Saved data entries
########################################

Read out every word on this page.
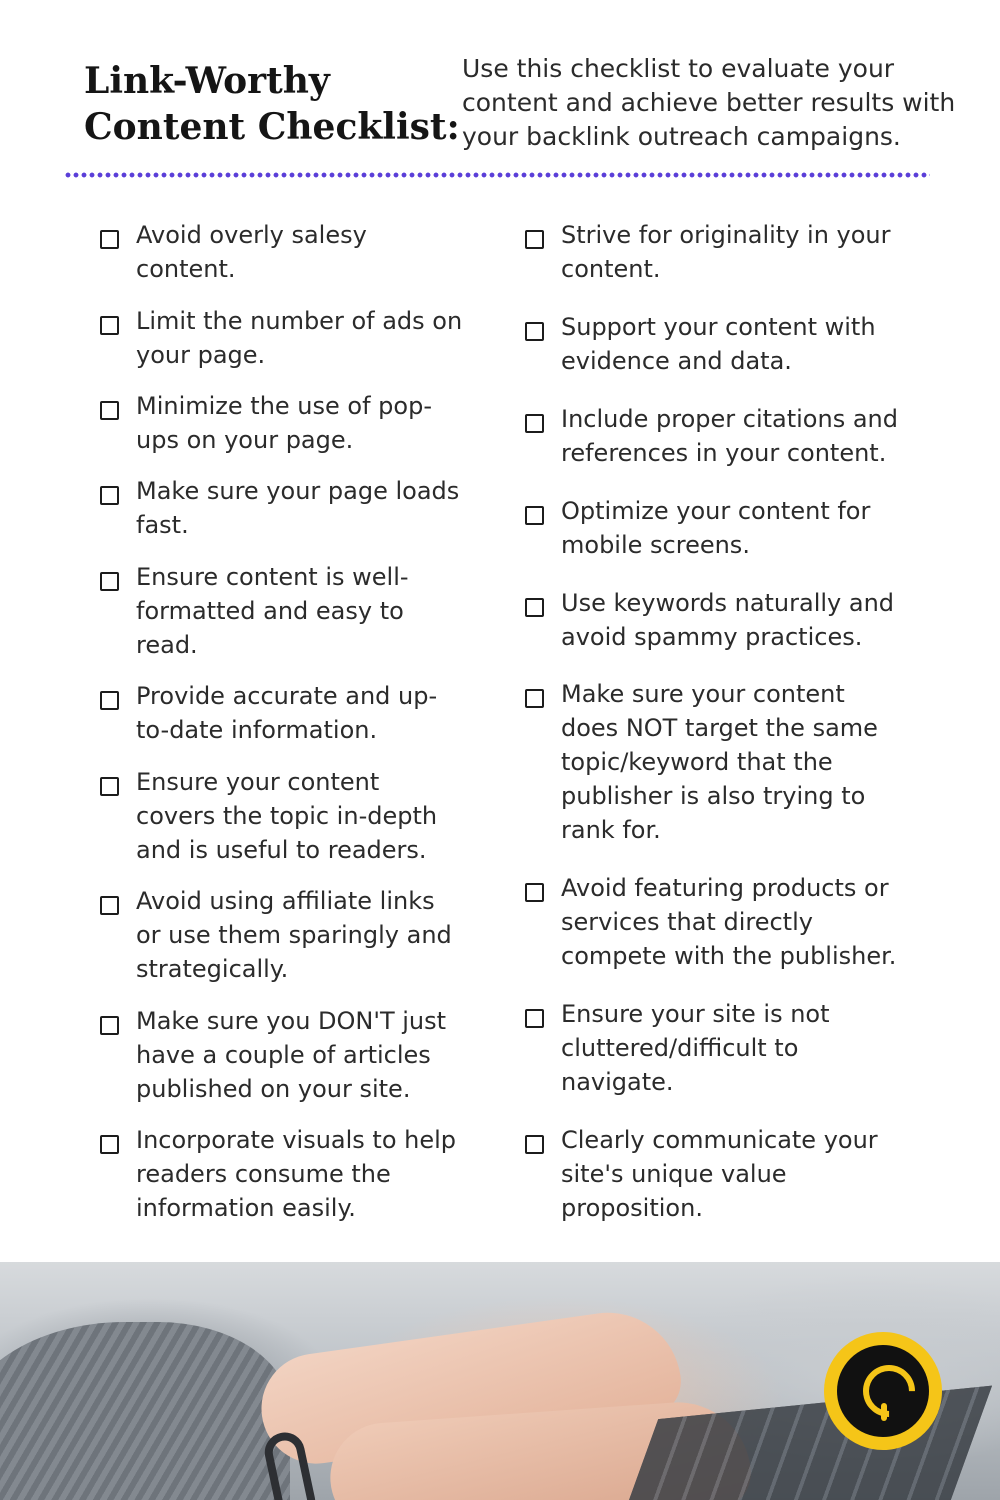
Link-Worthy
Content Checklist:

Use this checklist to evaluate your
content and achieve better results with
your backlink outreach campaigns.

Avoid overly salesy
content.
Limit the number of ads on
your page.
Minimize the use of pop-
ups on your page.
Make sure your page loads
fast.
Ensure content is well-
formatted and easy to
read.
Provide accurate and up-
to-date information.
Ensure your content
covers the topic in-depth
and is useful to readers.
Avoid using affiliate links
or use them sparingly and
strategically.
Make sure you DON'T just
have a couple of articles
published on your site.
Incorporate visuals to help
readers consume the
information easily.
Strive for originality in your
content.
Support your content with
evidence and data.
Include proper citations and
references in your content.
Optimize your content for
mobile screens.
Use keywords naturally and
avoid spammy practices.
Make sure your content
does NOT target the same
topic/keyword that the
publisher is also trying to
rank for.
Avoid featuring products or
services that directly
compete with the publisher.
Ensure your site is not
cluttered/difficult to
navigate.
Clearly communicate your
site's unique value
proposition.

########################################

▶ _What to do_: Go back to the records above and write them out exactly, without the pictures.

▶ _Written solution_:
Read out every word on this page.
Link-Worthy
Content Checklist:

Use this checklist to evaluate your
content and achieve better results with
your backlink outreach campaigns.

Avoid overly salesy
content.
Limit the number of ads on
your page.
Minimize the use of pop-
ups on your page.
Make sure your page loads
fast.
Ensure content is well-
formatted and easy to
read.
Provide accurate and up-
to-date information.
Ensure your content
covers the topic in-depth
and is useful to readers.
Avoid using affiliate links
or use them sparingly and
strategically.
Make sure you DON'T just
have a couple of articles
published on your site.
Incorporate visuals to help
readers consume the
information easily.
Strive for originality in your
content.
Support your content with
evidence and data.
Include proper citations and
references in your content.
Optimize your content for
mobile screens.
Use keywords naturally and
avoid spammy practices.
Make sure your content
does NOT target the same
topic/keyword that the
publisher is also trying to
rank for.
Avoid featuring products or
services that directly
compete with the publisher.
Ensure your site is not
cluttered/difficult to
navigate.
Clearly communicate your
site's unique value
proposition.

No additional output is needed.